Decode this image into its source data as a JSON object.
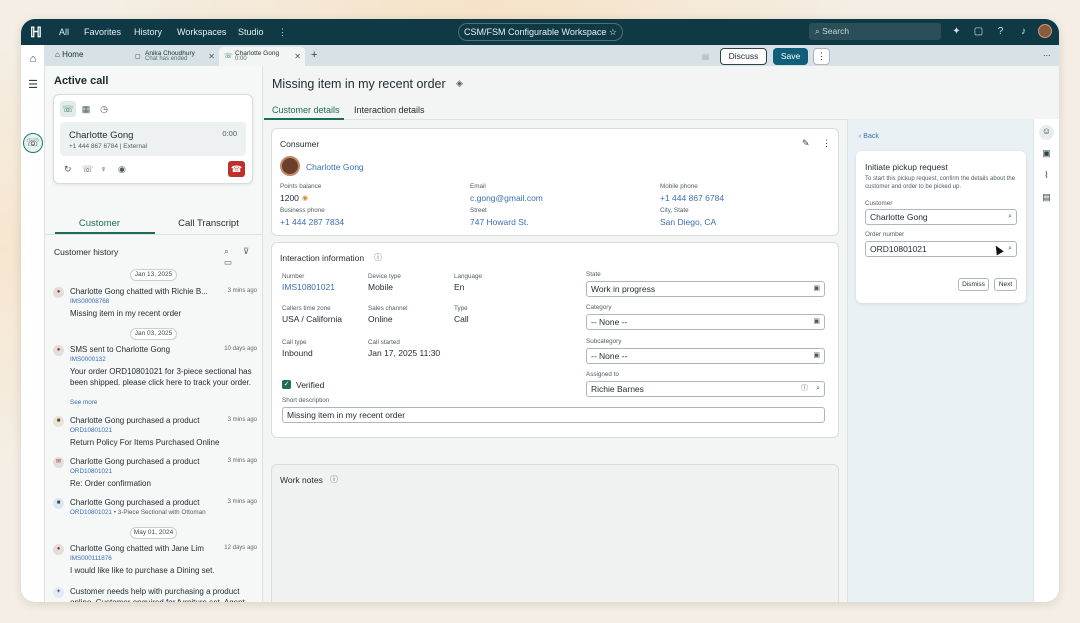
{
  "topnav": {
    "items": [
      "All",
      "Favorites",
      "History",
      "Workspaces",
      "Studio"
    ],
    "more": "⋮",
    "workspace": "CSM/FSM Configurable Workspace",
    "search_placeholder": "Search",
    "overflow": "..."
  },
  "tabs": [
    {
      "label": "Home"
    },
    {
      "label": "Anika Choudhury",
      "sub": "Chat has ended"
    },
    {
      "label": "Charlotte Gong",
      "sub": "0:00"
    }
  ],
  "add_tab": "+",
  "active_call": {
    "title": "Active call",
    "caller_name": "Charlotte Gong",
    "caller_number": "+1 444 867 6784 | External",
    "timer": "0:00"
  },
  "left_tabs": [
    "Customer",
    "Call Transcript"
  ],
  "customer_history": {
    "title": "Customer history",
    "dates": [
      "Jan 13, 2025",
      "Jan 03, 2025",
      "May 01, 2024"
    ],
    "items": [
      {
        "line": "Charlotte Gong chatted with  Richie B...",
        "time": "3 mins ago",
        "id": "IMS00008768",
        "body": "Missing item in my recent order"
      },
      {
        "line": "SMS sent to Charlotte Gong",
        "time": "10 days ago",
        "id": "IMS0000132",
        "body": "Your order ORD10801021 for 3-piece sectional has been shipped. please click here to track your order.",
        "more": "See more"
      },
      {
        "line": "Charlotte Gong purchased a product",
        "time": "3 mins ago",
        "id": "ORD10801021",
        "body": "Return Policy For Items Purchased Online"
      },
      {
        "line": "Charlotte Gong purchased a product",
        "time": "3 mins ago",
        "id": "ORD10801021",
        "body": "Re: Order confirmation"
      },
      {
        "line": "Charlotte Gong purchased a product",
        "time": "3 mins ago",
        "id": "ORD10801021",
        "id_extra": " • 3-Piece Sectional with Ottoman",
        "body": ""
      },
      {
        "line": "Charlotte Gong chatted with  Jane Lim",
        "time": "12 days ago",
        "id": "IMS000111876",
        "body": "I would like like to purchase a Dining set."
      },
      {
        "line": "",
        "time": "",
        "id": "",
        "body": "Customer needs help with purchasing a product online. Customer enquired for furniture set. Agent helped with furniture configurations."
      }
    ]
  },
  "main": {
    "title": "Missing item in my recent order",
    "tabs": [
      "Customer details",
      "Interaction details"
    ],
    "discuss": "Discuss",
    "save": "Save",
    "more": "⋮",
    "consumer": {
      "title": "Consumer",
      "name": "Charlotte Gong",
      "points_label": "Points balance",
      "points_value": "1200",
      "email_label": "Email",
      "email_value": "c.gong@gmail.com",
      "mobile_label": "Mobile phone",
      "mobile_value": "+1 444 867 6784",
      "business_label": "Business phone",
      "business_value": "+1 444 287 7834",
      "street_label": "Street",
      "street_value": "747 Howard St.",
      "city_label": "City, State",
      "city_value": "San Diego, CA"
    },
    "interaction": {
      "title": "Interaction information",
      "number_label": "Number",
      "number_value": "IMS10801021",
      "device_label": "Device type",
      "device_value": "Mobile",
      "language_label": "Language",
      "language_value": "En",
      "tz_label": "Callers time zone",
      "tz_value": "USA / California",
      "channel_label": "Sales channel",
      "channel_value": "Online",
      "type_label": "Type",
      "type_value": "Call",
      "calltype_label": "Call type",
      "calltype_value": "Inbound",
      "started_label": "Call started",
      "started_value": "Jan 17, 2025 11:30",
      "verified": "Verified",
      "short_desc_label": "Short description",
      "short_desc_value": "Missing item in my recent order",
      "state_label": "State",
      "state_value": "Work in progress",
      "category_label": "Category",
      "category_value": "-- None --",
      "subcategory_label": "Subcategory",
      "subcategory_value": "-- None --",
      "assigned_label": "Assigned to",
      "assigned_value": "Richie Barnes"
    },
    "work_notes": {
      "title": "Work notes"
    }
  },
  "pickup": {
    "back": "Back",
    "title": "Initiate pickup request",
    "desc": "To start this pickup request, confirm the details about the customer and order to be picked up.",
    "customer_label": "Customer",
    "customer_value": "Charlotte Gong",
    "order_label": "Order number",
    "order_value": "ORD10801021",
    "dismiss": "Dismiss",
    "next": "Next"
  },
  "colors": {
    "nav_bg": "#0f3a45",
    "accent": "#1d6b5a",
    "save_bg": "#0f5f7a",
    "link": "#3a6fb4",
    "hangup": "#c0302a"
  }
}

___

- Description of the task:
Copy the data exactly. Any picture it contains is to be omitted.

- Complete output:
Decode this image into its source data as a JSON object.
{
  "topnav": {
    "items": [
      "All",
      "Favorites",
      "History",
      "Workspaces",
      "Studio"
    ],
    "more": "⋮",
    "workspace": "CSM/FSM Configurable Workspace",
    "search_placeholder": "Search",
    "overflow": "..."
  },
  "tabs": [
    {
      "label": "Home"
    },
    {
      "label": "Anika Choudhury",
      "sub": "Chat has ended"
    },
    {
      "label": "Charlotte Gong",
      "sub": "0:00"
    }
  ],
  "add_tab": "+",
  "active_call": {
    "title": "Active call",
    "caller_name": "Charlotte Gong",
    "caller_number": "+1 444 867 6784 | External",
    "timer": "0:00"
  },
  "left_tabs": [
    "Customer",
    "Call Transcript"
  ],
  "customer_history": {
    "title": "Customer history",
    "dates": [
      "Jan 13, 2025",
      "Jan 03, 2025",
      "May 01, 2024"
    ],
    "items": [
      {
        "line": "Charlotte Gong chatted with  Richie B...",
        "time": "3 mins ago",
        "id": "IMS00008768",
        "body": "Missing item in my recent order"
      },
      {
        "line": "SMS sent to Charlotte Gong",
        "time": "10 days ago",
        "id": "IMS0000132",
        "body": "Your order ORD10801021 for 3-piece sectional has been shipped. please click here to track your order.",
        "more": "See more"
      },
      {
        "line": "Charlotte Gong purchased a product",
        "time": "3 mins ago",
        "id": "ORD10801021",
        "body": "Return Policy For Items Purchased Online"
      },
      {
        "line": "Charlotte Gong purchased a product",
        "time": "3 mins ago",
        "id": "ORD10801021",
        "body": "Re: Order confirmation"
      },
      {
        "line": "Charlotte Gong purchased a product",
        "time": "3 mins ago",
        "id": "ORD10801021",
        "id_extra": " • 3-Piece Sectional with Ottoman",
        "body": ""
      },
      {
        "line": "Charlotte Gong chatted with  Jane Lim",
        "time": "12 days ago",
        "id": "IMS000111876",
        "body": "I would like like to purchase a Dining set."
      },
      {
        "line": "",
        "time": "",
        "id": "",
        "body": "Customer needs help with purchasing a product online. Customer enquired for furniture set. Agent helped with furniture configurations."
      }
    ]
  },
  "main": {
    "title": "Missing item in my recent order",
    "tabs": [
      "Customer details",
      "Interaction details"
    ],
    "discuss": "Discuss",
    "save": "Save",
    "more": "⋮",
    "consumer": {
      "title": "Consumer",
      "name": "Charlotte Gong",
      "points_label": "Points balance",
      "points_value": "1200",
      "email_label": "Email",
      "email_value": "c.gong@gmail.com",
      "mobile_label": "Mobile phone",
      "mobile_value": "+1 444 867 6784",
      "business_label": "Business phone",
      "business_value": "+1 444 287 7834",
      "street_label": "Street",
      "street_value": "747 Howard St.",
      "city_label": "City, State",
      "city_value": "San Diego, CA"
    },
    "interaction": {
      "title": "Interaction information",
      "number_label": "Number",
      "number_value": "IMS10801021",
      "device_label": "Device type",
      "device_value": "Mobile",
      "language_label": "Language",
      "language_value": "En",
      "tz_label": "Callers time zone",
      "tz_value": "USA / California",
      "channel_label": "Sales channel",
      "channel_value": "Online",
      "type_label": "Type",
      "type_value": "Call",
      "calltype_label": "Call type",
      "calltype_value": "Inbound",
      "started_label": "Call started",
      "started_value": "Jan 17, 2025 11:30",
      "verified": "Verified",
      "short_desc_label": "Short description",
      "short_desc_value": "Missing item in my recent order",
      "state_label": "State",
      "state_value": "Work in progress",
      "category_label": "Category",
      "category_value": "-- None --",
      "subcategory_label": "Subcategory",
      "subcategory_value": "-- None --",
      "assigned_label": "Assigned to",
      "assigned_value": "Richie Barnes"
    },
    "work_notes": {
      "title": "Work notes"
    }
  },
  "pickup": {
    "back": "Back",
    "title": "Initiate pickup request",
    "desc": "To start this pickup request, confirm the details about the customer and order to be picked up.",
    "customer_label": "Customer",
    "customer_value": "Charlotte Gong",
    "order_label": "Order number",
    "order_value": "ORD10801021",
    "dismiss": "Dismiss",
    "next": "Next"
  },
  "colors": {
    "nav_bg": "#0f3a45",
    "accent": "#1d6b5a",
    "save_bg": "#0f5f7a",
    "link": "#3a6fb4",
    "hangup": "#c0302a"
  }
}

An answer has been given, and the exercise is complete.